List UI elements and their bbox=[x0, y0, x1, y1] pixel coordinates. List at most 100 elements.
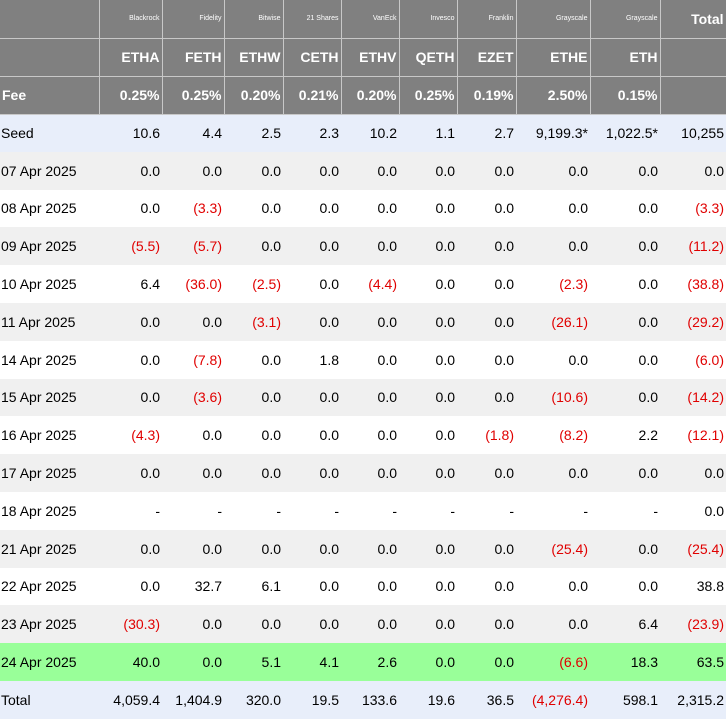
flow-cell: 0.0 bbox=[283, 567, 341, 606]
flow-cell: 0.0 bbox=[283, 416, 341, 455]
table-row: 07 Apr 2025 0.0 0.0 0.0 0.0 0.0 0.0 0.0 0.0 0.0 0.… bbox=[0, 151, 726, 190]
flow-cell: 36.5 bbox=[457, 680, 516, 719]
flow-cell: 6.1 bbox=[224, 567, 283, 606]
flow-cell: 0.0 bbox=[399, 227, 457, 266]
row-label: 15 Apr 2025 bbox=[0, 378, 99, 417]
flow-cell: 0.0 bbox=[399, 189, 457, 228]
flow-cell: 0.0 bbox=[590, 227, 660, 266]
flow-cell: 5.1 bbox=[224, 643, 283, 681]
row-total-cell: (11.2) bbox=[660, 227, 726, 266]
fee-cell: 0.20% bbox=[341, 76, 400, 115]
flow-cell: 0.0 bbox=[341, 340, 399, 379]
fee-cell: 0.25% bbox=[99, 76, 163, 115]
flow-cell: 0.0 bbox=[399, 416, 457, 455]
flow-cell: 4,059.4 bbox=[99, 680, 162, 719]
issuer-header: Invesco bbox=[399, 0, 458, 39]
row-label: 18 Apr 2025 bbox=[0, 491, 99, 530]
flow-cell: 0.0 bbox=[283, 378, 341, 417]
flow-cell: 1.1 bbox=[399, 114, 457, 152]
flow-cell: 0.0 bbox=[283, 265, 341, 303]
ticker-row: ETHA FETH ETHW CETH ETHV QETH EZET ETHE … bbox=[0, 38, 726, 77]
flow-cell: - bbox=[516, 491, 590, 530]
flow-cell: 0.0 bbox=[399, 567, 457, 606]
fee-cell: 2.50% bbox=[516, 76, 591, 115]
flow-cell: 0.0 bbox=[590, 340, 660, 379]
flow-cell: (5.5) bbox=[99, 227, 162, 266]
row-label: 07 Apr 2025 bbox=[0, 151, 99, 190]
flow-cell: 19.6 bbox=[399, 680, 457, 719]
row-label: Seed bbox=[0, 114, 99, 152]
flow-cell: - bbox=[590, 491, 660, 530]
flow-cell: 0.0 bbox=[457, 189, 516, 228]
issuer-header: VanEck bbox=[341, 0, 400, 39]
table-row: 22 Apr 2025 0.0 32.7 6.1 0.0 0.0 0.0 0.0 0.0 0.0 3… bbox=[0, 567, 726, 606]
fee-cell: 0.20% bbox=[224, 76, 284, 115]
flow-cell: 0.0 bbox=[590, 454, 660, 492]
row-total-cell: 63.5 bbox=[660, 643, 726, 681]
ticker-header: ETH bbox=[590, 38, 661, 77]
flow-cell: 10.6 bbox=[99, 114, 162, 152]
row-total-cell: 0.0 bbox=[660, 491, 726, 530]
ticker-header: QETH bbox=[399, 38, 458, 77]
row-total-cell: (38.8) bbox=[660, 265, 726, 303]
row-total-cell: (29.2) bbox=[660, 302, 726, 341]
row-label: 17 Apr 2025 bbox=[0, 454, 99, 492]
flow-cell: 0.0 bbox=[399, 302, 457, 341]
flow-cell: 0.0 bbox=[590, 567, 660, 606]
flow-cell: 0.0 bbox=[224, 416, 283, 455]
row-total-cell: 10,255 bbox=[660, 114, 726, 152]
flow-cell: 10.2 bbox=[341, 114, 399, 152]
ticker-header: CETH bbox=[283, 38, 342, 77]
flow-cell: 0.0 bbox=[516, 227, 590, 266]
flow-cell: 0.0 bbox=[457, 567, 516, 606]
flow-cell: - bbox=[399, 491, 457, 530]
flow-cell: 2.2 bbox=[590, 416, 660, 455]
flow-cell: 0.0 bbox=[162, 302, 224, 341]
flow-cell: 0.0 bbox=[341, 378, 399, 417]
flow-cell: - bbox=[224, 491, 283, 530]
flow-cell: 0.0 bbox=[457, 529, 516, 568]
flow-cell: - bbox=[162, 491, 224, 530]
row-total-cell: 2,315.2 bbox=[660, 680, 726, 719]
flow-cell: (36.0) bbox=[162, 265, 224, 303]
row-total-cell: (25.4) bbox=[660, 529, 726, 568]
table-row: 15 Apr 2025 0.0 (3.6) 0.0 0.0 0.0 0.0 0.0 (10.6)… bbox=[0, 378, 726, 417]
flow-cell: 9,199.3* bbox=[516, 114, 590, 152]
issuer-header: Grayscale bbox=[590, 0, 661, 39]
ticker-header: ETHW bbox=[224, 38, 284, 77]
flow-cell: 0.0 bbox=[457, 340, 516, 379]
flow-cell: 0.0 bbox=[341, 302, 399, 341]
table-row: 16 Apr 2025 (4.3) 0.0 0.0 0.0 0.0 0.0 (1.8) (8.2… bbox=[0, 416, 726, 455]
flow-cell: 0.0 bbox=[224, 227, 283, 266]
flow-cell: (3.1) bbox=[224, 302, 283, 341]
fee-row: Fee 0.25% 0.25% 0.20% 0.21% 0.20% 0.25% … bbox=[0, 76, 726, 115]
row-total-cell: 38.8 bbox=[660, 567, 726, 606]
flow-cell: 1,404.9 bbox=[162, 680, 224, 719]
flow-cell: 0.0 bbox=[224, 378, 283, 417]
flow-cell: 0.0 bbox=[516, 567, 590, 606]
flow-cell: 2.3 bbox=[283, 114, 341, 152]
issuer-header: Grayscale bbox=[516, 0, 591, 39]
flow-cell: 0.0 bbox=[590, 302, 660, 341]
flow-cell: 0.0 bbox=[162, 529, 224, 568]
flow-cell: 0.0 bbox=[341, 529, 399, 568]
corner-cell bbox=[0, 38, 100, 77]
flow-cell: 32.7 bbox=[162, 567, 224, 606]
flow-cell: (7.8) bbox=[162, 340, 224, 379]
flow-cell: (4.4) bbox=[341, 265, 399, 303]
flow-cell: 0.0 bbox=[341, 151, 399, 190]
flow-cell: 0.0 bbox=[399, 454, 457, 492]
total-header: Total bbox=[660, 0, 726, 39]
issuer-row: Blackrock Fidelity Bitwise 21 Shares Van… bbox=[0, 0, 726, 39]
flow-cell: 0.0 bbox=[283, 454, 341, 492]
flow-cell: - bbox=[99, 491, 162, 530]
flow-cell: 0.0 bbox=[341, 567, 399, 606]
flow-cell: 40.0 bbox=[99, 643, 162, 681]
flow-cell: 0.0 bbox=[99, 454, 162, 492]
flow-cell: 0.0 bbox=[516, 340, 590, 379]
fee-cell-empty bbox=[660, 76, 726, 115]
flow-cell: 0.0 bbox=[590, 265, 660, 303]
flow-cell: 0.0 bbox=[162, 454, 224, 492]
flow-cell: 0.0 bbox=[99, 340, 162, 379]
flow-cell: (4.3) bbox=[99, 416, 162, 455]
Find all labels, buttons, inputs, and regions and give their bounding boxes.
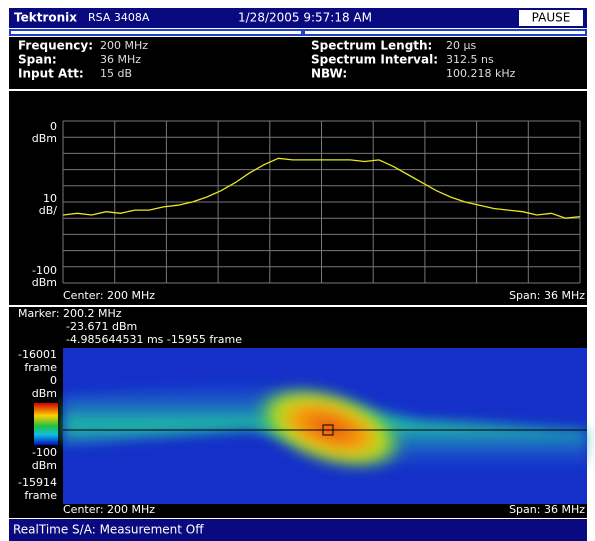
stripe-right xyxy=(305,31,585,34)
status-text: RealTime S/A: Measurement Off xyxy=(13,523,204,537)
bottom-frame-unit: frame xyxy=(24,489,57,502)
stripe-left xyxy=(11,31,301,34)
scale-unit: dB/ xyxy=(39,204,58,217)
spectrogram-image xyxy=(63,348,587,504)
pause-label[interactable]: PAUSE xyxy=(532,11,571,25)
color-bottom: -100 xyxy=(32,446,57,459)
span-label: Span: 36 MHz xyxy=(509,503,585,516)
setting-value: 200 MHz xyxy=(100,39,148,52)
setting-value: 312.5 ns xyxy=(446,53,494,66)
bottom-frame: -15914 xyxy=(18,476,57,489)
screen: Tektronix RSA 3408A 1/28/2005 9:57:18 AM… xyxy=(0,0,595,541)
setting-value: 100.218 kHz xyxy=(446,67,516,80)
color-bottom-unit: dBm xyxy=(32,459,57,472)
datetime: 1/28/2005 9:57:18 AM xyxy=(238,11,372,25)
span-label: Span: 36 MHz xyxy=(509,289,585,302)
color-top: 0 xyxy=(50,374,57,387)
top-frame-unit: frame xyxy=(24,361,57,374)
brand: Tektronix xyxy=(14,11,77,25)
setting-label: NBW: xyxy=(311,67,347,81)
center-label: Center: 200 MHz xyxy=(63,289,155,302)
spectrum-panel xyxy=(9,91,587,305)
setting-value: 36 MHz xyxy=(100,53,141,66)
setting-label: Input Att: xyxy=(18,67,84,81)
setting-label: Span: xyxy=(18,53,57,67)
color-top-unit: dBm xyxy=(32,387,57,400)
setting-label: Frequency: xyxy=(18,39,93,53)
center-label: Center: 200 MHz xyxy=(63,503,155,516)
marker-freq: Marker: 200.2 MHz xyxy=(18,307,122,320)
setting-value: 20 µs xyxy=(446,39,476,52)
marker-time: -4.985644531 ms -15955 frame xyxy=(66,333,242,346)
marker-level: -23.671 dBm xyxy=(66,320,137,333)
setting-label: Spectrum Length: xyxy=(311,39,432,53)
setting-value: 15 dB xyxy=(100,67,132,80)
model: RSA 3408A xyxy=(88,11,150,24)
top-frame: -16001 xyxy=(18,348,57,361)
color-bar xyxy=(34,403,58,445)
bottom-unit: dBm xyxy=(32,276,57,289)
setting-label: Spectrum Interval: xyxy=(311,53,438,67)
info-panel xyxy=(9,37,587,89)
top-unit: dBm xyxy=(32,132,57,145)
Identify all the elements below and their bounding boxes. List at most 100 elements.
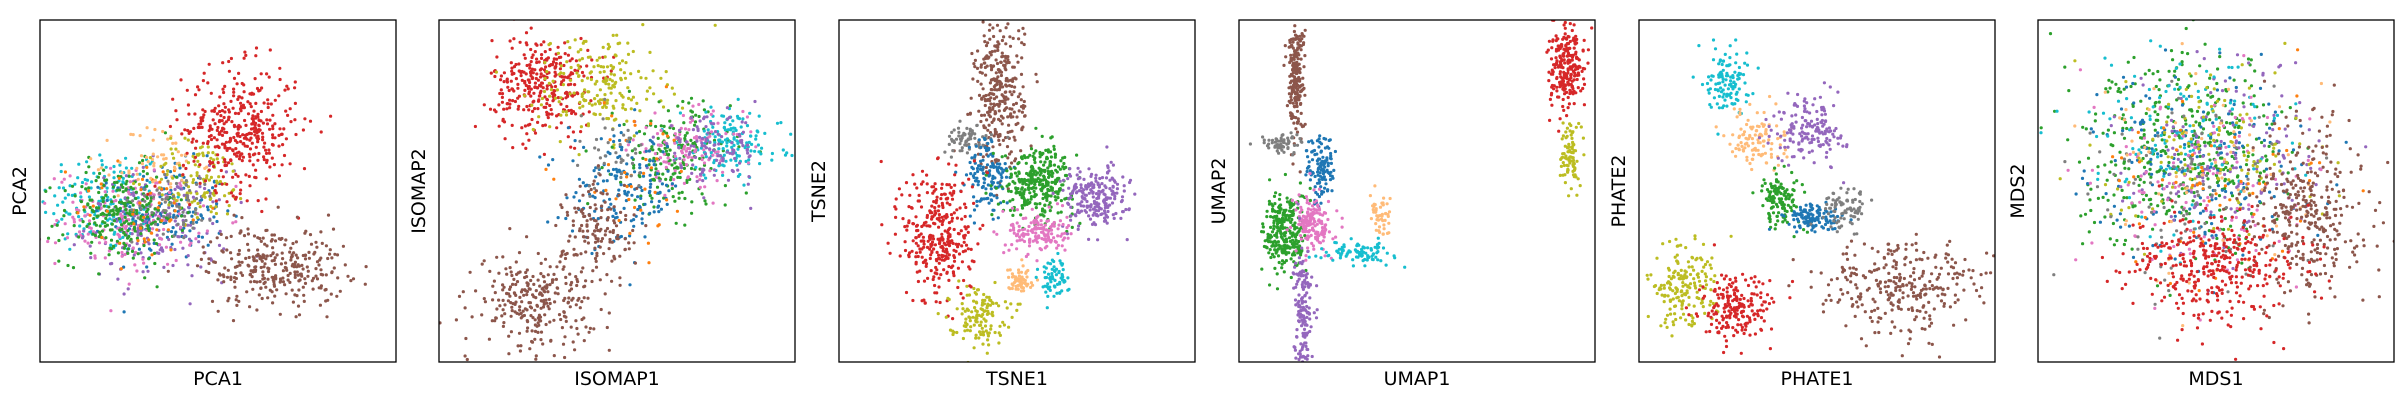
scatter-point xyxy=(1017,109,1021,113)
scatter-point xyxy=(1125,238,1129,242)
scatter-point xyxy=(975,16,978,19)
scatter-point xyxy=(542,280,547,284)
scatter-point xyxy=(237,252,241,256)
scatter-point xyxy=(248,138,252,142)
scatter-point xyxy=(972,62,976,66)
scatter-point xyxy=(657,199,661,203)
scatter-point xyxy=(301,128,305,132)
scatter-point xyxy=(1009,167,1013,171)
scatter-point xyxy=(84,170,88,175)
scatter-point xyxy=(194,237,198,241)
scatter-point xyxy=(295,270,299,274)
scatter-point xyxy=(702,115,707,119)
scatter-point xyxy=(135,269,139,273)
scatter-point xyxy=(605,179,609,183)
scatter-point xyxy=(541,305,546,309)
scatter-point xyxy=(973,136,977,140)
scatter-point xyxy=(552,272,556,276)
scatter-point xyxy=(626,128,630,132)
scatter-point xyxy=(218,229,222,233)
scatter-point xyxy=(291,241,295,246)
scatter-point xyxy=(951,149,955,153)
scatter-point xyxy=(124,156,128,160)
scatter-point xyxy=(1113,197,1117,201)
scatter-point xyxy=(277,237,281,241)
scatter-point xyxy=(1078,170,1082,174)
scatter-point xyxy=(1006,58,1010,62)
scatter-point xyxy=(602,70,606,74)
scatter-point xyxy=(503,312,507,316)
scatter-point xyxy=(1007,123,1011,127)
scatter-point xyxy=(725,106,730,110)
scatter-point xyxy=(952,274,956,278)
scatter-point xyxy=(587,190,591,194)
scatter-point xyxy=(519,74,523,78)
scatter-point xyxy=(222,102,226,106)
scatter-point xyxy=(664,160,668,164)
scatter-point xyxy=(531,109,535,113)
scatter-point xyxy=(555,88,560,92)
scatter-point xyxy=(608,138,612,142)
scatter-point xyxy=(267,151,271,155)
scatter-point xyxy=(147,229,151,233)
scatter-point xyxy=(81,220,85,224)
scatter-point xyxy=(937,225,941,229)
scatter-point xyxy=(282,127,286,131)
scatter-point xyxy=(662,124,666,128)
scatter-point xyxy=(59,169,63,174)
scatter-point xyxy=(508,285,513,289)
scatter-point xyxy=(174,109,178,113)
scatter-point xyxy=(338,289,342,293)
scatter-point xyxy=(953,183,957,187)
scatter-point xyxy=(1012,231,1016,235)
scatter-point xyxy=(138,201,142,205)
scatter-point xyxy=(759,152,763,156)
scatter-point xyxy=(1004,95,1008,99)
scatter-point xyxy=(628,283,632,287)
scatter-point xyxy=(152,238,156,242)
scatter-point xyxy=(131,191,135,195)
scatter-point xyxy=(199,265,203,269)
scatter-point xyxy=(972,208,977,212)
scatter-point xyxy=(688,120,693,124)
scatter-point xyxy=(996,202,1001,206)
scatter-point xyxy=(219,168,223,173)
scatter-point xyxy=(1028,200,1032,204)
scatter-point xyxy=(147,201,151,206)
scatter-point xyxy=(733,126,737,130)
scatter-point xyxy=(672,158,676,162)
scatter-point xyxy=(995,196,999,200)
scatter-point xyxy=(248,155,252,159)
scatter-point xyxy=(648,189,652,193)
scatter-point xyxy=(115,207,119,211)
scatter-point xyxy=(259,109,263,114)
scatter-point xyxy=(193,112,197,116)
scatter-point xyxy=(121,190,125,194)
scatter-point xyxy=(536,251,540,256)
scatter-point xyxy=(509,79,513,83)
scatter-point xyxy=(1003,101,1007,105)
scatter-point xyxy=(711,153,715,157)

+===+

Substitute "data-point" for "scatter-point" in the lines between the one holding "scatter-point xyxy=(1017,109,1021,113)" and the one holding "scatter-point xyxy=(605,179,609,183)", inclusive, and give only those lines back with nothing else changed.

data-point xyxy=(1017,109,1021,113)
data-point xyxy=(1125,238,1129,242)
data-point xyxy=(975,16,978,19)
data-point xyxy=(542,280,547,284)
data-point xyxy=(237,252,241,256)
data-point xyxy=(248,138,252,142)
data-point xyxy=(972,62,976,66)
data-point xyxy=(657,199,661,203)
data-point xyxy=(301,128,305,132)
data-point xyxy=(1009,167,1013,171)
data-point xyxy=(84,170,88,175)
data-point xyxy=(194,237,198,241)
data-point xyxy=(295,270,299,274)
data-point xyxy=(702,115,707,119)
data-point xyxy=(135,269,139,273)
data-point xyxy=(605,179,609,183)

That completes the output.